EXERCISE REQUIREMENTS |
State only the count of lines in the listing below that hold "عامل".

(Stored records)
────

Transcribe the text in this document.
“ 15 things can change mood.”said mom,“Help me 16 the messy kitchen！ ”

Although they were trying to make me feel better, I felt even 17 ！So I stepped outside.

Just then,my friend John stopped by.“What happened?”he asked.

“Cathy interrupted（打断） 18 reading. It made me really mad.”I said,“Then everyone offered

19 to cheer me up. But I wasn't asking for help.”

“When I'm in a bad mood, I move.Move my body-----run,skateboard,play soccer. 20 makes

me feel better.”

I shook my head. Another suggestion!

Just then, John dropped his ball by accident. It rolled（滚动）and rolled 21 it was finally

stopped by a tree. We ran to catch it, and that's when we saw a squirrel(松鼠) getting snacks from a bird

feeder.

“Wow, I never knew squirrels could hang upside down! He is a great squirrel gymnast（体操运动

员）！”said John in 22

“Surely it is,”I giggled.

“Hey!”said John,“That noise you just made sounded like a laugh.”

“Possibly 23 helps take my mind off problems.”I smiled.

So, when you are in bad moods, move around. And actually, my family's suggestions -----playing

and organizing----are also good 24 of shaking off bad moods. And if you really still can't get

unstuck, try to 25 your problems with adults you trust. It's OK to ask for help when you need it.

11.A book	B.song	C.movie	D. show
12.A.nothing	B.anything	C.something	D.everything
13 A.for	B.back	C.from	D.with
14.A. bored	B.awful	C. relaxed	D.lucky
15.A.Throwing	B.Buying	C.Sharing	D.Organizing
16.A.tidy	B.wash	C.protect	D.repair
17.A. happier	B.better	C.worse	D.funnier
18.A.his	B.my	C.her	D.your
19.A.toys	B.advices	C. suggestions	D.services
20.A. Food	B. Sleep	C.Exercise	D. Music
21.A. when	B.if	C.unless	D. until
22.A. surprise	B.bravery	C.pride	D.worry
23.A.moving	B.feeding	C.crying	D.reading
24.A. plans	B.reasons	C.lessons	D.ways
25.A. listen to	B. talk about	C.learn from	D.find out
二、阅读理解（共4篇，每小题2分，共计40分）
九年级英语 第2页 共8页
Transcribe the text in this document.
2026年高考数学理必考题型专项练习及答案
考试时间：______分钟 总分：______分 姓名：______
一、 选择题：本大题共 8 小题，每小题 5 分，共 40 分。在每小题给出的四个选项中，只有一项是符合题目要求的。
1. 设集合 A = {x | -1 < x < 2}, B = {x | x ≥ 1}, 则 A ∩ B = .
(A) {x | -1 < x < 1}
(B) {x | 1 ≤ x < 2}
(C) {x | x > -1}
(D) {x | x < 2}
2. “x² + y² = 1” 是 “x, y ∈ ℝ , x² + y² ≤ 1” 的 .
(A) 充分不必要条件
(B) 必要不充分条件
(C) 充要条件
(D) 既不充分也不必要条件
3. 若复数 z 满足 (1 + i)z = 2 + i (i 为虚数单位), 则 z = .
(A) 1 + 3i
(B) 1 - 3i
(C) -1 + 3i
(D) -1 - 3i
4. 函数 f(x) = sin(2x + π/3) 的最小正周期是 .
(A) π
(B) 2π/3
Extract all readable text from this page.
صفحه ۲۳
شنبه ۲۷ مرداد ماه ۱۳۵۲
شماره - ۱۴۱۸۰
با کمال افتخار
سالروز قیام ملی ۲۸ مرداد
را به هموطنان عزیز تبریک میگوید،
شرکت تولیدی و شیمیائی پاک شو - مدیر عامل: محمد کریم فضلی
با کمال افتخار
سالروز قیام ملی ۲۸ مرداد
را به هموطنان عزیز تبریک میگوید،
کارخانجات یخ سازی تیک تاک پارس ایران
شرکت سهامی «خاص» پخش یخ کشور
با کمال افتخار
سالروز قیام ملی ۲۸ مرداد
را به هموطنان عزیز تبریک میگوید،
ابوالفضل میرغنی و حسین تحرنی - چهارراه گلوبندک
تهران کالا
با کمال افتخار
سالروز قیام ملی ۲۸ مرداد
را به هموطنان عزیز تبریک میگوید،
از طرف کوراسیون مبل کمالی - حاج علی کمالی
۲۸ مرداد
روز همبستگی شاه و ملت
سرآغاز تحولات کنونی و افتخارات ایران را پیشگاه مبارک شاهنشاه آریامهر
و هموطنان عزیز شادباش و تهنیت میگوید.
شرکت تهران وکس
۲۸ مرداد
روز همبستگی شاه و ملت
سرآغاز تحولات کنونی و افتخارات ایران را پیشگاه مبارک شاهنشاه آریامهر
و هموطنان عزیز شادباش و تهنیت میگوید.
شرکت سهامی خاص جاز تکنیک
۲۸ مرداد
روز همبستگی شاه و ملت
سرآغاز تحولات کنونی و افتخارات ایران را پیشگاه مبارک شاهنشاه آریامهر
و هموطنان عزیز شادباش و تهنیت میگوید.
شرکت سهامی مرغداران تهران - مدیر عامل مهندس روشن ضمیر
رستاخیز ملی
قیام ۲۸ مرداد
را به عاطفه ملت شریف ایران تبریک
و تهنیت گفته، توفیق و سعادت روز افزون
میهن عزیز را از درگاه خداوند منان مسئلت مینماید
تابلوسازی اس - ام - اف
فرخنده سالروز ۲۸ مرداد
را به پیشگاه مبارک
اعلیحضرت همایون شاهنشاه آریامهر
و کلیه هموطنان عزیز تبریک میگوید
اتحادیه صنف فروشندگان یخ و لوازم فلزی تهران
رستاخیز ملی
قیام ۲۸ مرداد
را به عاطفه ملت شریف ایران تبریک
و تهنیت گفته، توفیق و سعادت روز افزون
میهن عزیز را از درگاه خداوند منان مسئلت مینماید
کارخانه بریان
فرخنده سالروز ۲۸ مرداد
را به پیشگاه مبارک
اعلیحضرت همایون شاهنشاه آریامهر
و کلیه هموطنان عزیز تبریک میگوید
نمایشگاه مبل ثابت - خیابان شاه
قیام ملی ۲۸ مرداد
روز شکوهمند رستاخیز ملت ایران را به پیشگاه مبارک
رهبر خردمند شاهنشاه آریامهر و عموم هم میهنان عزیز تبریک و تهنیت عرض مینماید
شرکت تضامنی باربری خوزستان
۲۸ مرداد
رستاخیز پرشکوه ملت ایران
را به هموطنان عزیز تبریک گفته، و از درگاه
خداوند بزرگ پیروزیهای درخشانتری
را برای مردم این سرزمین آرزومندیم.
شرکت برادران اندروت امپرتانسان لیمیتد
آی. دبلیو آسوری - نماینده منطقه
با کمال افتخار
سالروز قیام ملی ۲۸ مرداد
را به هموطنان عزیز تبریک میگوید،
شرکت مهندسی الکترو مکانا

────

RESULT FOR THIS TASK |
2